_THE PROBLEM_. Each line that contains the word "hydrocarbon" counts once; give the total for the records below and nothing else.

* * * * *

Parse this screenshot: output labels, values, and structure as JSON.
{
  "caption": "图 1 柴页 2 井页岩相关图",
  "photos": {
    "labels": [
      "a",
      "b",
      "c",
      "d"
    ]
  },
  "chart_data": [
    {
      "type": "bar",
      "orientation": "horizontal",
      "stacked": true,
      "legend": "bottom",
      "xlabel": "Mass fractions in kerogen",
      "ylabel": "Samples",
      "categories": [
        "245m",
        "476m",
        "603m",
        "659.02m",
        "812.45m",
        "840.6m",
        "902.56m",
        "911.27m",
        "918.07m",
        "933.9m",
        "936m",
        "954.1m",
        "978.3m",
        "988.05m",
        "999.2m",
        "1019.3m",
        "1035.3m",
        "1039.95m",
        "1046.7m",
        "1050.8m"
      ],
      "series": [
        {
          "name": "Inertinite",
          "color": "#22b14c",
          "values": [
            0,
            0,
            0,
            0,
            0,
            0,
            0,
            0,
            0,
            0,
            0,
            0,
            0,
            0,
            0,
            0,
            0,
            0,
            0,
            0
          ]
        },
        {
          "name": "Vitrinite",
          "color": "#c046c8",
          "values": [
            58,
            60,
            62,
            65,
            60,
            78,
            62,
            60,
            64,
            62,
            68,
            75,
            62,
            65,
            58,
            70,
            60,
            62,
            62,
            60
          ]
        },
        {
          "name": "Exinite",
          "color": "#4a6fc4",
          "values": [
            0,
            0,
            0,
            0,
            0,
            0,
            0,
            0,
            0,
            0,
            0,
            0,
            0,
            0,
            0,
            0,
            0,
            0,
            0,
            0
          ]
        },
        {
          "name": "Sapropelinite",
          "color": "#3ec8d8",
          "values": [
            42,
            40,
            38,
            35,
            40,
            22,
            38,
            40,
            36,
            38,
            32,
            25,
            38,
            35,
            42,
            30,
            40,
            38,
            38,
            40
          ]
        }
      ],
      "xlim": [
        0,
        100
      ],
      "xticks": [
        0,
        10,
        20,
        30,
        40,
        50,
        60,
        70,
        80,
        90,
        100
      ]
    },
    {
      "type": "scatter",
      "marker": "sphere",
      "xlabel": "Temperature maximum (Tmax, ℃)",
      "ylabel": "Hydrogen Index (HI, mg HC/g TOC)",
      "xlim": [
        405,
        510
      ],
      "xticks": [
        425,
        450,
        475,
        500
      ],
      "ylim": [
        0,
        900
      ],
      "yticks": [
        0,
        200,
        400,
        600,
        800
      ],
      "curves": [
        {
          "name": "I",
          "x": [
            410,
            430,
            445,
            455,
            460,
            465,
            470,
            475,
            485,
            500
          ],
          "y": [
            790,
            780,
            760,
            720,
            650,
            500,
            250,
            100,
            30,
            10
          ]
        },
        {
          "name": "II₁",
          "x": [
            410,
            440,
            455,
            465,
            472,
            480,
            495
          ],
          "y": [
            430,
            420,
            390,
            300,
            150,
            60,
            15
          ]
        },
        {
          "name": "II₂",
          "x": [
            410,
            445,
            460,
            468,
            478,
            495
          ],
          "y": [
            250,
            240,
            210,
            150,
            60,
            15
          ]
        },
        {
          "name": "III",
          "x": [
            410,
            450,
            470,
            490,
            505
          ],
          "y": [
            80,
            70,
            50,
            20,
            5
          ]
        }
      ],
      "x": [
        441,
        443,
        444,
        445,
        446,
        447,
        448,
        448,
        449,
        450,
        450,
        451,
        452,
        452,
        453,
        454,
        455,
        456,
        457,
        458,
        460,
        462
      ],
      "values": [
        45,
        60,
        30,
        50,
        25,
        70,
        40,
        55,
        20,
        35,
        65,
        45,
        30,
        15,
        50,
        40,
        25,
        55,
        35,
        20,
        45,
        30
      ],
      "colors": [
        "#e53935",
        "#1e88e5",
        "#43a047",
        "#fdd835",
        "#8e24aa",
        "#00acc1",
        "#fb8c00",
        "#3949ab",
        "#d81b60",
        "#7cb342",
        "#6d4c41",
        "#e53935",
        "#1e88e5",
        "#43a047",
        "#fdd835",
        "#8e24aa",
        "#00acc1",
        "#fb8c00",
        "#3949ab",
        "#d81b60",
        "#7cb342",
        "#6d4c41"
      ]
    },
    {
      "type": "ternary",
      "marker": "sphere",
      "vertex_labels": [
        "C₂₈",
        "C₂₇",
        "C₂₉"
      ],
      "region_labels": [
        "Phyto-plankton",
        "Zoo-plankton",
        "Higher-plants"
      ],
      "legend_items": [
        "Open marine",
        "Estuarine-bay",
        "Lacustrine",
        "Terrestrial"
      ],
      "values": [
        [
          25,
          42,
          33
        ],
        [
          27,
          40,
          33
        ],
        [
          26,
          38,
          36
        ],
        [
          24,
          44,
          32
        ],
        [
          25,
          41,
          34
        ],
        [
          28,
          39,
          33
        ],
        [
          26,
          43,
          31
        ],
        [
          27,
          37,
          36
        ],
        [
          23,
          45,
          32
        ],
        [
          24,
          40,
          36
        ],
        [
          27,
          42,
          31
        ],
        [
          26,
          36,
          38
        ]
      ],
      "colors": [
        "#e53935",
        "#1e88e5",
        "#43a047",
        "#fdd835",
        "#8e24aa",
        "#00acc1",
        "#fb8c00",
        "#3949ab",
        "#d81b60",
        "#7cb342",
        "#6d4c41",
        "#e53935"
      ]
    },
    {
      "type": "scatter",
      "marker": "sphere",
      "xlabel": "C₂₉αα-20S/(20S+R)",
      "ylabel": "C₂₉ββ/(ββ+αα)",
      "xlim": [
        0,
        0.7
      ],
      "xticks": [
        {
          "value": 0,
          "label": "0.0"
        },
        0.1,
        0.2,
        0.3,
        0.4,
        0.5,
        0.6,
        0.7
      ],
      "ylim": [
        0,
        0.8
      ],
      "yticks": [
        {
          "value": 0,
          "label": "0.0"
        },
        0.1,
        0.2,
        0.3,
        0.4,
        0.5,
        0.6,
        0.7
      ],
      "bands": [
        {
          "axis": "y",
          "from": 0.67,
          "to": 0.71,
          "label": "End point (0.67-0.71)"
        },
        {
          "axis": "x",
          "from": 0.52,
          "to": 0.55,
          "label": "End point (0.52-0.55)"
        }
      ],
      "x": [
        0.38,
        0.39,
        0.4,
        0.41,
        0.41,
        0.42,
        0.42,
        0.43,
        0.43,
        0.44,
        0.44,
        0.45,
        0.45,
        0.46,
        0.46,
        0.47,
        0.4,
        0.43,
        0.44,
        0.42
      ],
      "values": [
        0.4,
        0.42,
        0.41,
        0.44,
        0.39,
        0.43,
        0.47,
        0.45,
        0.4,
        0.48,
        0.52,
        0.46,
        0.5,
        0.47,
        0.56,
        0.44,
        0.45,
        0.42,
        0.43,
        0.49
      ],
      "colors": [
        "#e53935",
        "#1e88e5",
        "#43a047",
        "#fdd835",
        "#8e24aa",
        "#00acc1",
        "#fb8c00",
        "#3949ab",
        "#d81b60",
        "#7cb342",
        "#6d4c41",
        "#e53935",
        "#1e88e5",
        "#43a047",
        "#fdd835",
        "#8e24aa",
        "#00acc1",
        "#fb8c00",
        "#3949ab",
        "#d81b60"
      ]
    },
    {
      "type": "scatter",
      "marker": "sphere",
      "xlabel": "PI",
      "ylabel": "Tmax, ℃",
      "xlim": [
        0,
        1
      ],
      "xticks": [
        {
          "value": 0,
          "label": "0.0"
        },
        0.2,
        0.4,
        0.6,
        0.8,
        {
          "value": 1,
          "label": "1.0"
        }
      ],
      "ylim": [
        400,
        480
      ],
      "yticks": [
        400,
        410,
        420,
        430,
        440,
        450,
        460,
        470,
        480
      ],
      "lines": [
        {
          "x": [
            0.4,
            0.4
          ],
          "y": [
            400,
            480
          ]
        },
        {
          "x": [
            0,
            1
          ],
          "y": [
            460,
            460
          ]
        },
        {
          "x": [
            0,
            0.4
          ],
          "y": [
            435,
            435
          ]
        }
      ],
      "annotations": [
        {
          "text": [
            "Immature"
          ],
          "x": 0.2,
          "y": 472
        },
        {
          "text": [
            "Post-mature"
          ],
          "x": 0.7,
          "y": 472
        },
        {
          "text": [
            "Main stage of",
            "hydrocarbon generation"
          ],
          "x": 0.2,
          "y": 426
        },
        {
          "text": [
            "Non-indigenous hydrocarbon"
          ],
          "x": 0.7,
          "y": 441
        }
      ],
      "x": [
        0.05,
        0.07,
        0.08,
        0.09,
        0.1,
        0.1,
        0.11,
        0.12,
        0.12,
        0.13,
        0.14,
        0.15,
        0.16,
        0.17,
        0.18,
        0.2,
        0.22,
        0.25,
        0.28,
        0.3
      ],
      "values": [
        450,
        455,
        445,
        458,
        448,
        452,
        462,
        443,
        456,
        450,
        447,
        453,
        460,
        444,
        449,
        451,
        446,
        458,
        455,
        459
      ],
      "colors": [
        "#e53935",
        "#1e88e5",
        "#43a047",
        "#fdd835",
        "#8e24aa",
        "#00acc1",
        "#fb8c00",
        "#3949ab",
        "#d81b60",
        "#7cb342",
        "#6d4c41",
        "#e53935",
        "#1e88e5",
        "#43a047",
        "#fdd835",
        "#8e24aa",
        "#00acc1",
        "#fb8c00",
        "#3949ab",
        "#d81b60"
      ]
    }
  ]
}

* * * * *

_ANSWER TO THIS TASK_. 2